**TASK DESCRIPTION:** Using the records that follow, copy every line containing the word "surface".

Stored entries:
= = = = = = =

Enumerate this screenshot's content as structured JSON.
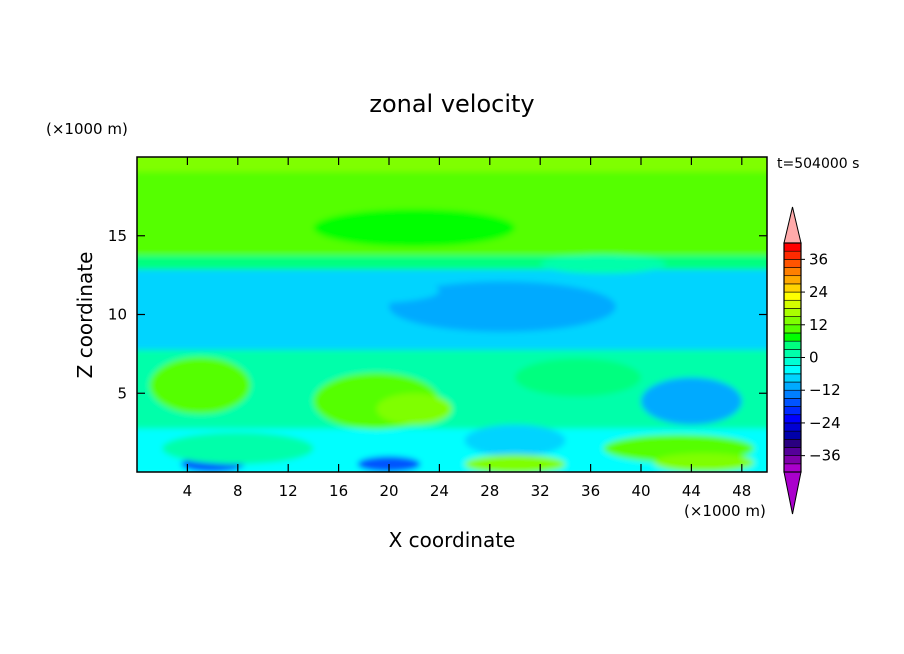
{
  "chart_data": {
    "type": "contour",
    "title": "zonal velocity",
    "xlabel": "X coordinate",
    "ylabel": "Z coordinate",
    "x_unit": "(×1000 m)",
    "y_unit": "(×1000 m)",
    "time_label": "t=504000 s",
    "xlim": [
      0,
      50
    ],
    "ylim": [
      0,
      20
    ],
    "x_ticks": [
      4,
      8,
      12,
      16,
      20,
      24,
      28,
      32,
      36,
      40,
      44,
      48
    ],
    "y_ticks": [
      5,
      10,
      15
    ],
    "colorbar": {
      "levels": [
        -42,
        -39,
        -36,
        -33,
        -30,
        -27,
        -24,
        -21,
        -18,
        -15,
        -12,
        -9,
        -6,
        -3,
        0,
        3,
        6,
        9,
        12,
        15,
        18,
        21,
        24,
        27,
        30,
        33,
        36,
        39,
        42
      ],
      "labeled_values": [
        36,
        24,
        12,
        0,
        -12,
        -24,
        -36
      ],
      "colors": [
        "#ffaaaa",
        "#ff0000",
        "#ff2a00",
        "#ff5400",
        "#ff7f00",
        "#ffa900",
        "#ffd400",
        "#ffff00",
        "#d4ff00",
        "#aaff00",
        "#7fff00",
        "#54ff00",
        "#00ff00",
        "#00ff7f",
        "#00ffaa",
        "#00ffd4",
        "#00ffff",
        "#00d4ff",
        "#00aaff",
        "#007fff",
        "#0054ff",
        "#002aff",
        "#0000ff",
        "#0000d4",
        "#0000aa",
        "#2a0080",
        "#550099",
        "#7f00aa",
        "#aa00cc"
      ],
      "top_extension_color": "#ffaaaa",
      "bottom_extension_color": "#aa00cc"
    },
    "bands": [
      {
        "z_bottom": 18.8,
        "z_top": 20.0,
        "value": 13,
        "label": "upper yellow band"
      },
      {
        "z_bottom": 13.5,
        "z_top": 18.8,
        "value": 11,
        "label": "yellow-green upper layer"
      },
      {
        "z_bottom": 12.6,
        "z_top": 13.5,
        "value": 4,
        "label": "green layer near 13 km"
      },
      {
        "z_bottom": 7.5,
        "z_top": 12.6,
        "value": -7,
        "label": "cyan mid layer"
      },
      {
        "z_bottom": 2.5,
        "z_top": 7.5,
        "value": 2,
        "label": "mixed green lower layer"
      },
      {
        "z_bottom": 0.0,
        "z_top": 2.5,
        "value": -4,
        "label": "near-surface layer"
      }
    ],
    "features": [
      {
        "x": 29,
        "z": 10.5,
        "rx": 9,
        "rz": 1.6,
        "value": -11,
        "label": "cyan core"
      },
      {
        "x": 18,
        "z": 11.5,
        "rx": 6,
        "rz": 0.8,
        "value": -8,
        "label": "cyan patch"
      },
      {
        "x": 19,
        "z": 4.5,
        "rx": 5,
        "rz": 1.8,
        "value": 10,
        "label": "yellow-green blob"
      },
      {
        "x": 22,
        "z": 4.0,
        "rx": 3,
        "rz": 1.0,
        "value": 13,
        "label": "yellow spot"
      },
      {
        "x": 5,
        "z": 5.5,
        "rx": 4,
        "rz": 1.8,
        "value": 9,
        "label": "left yellow-green patch"
      },
      {
        "x": 44,
        "z": 4.5,
        "rx": 4,
        "rz": 1.5,
        "value": -10,
        "label": "cyan patch right"
      },
      {
        "x": 30,
        "z": 2.0,
        "rx": 4,
        "rz": 1.0,
        "value": -8,
        "label": "cyan patch lower"
      },
      {
        "x": 43,
        "z": 1.5,
        "rx": 6,
        "rz": 0.9,
        "value": 11,
        "label": "lower right yellow-green"
      },
      {
        "x": 6,
        "z": 0.5,
        "rx": 2.5,
        "rz": 0.5,
        "value": -16,
        "label": "blue surface spot"
      },
      {
        "x": 20,
        "z": 0.5,
        "rx": 2.5,
        "rz": 0.5,
        "value": -16,
        "label": "blue surface spot"
      },
      {
        "x": 30,
        "z": 0.5,
        "rx": 4,
        "rz": 0.6,
        "value": 14,
        "label": "yellow surface patch"
      },
      {
        "x": 45,
        "z": 0.6,
        "rx": 4,
        "rz": 0.6,
        "value": 14,
        "label": "yellow surface patch right"
      },
      {
        "x": 8,
        "z": 1.5,
        "rx": 6,
        "rz": 1.0,
        "value": 1,
        "label": "green lower left"
      },
      {
        "x": 35,
        "z": 6.0,
        "rx": 5,
        "rz": 1.2,
        "value": 4,
        "label": "green mid right"
      },
      {
        "x": 30,
        "z": 19.6,
        "rx": 4,
        "rz": 0.5,
        "value": 14,
        "label": "top yellow patch"
      },
      {
        "x": 22,
        "z": 15.5,
        "rx": 8,
        "rz": 1.2,
        "value": 7,
        "label": "green upper patch"
      },
      {
        "x": 37,
        "z": 13.2,
        "rx": 5,
        "rz": 0.6,
        "value": 2,
        "label": "green ridge"
      }
    ]
  }
}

= = = = = = =

**EXERCISE RESPONSE:**
        "label": "near-surface layer"
        "label": "blue surface spot"
        "label": "blue surface spot"
        "label": "yellow surface patch"
        "label": "yellow surface patch right"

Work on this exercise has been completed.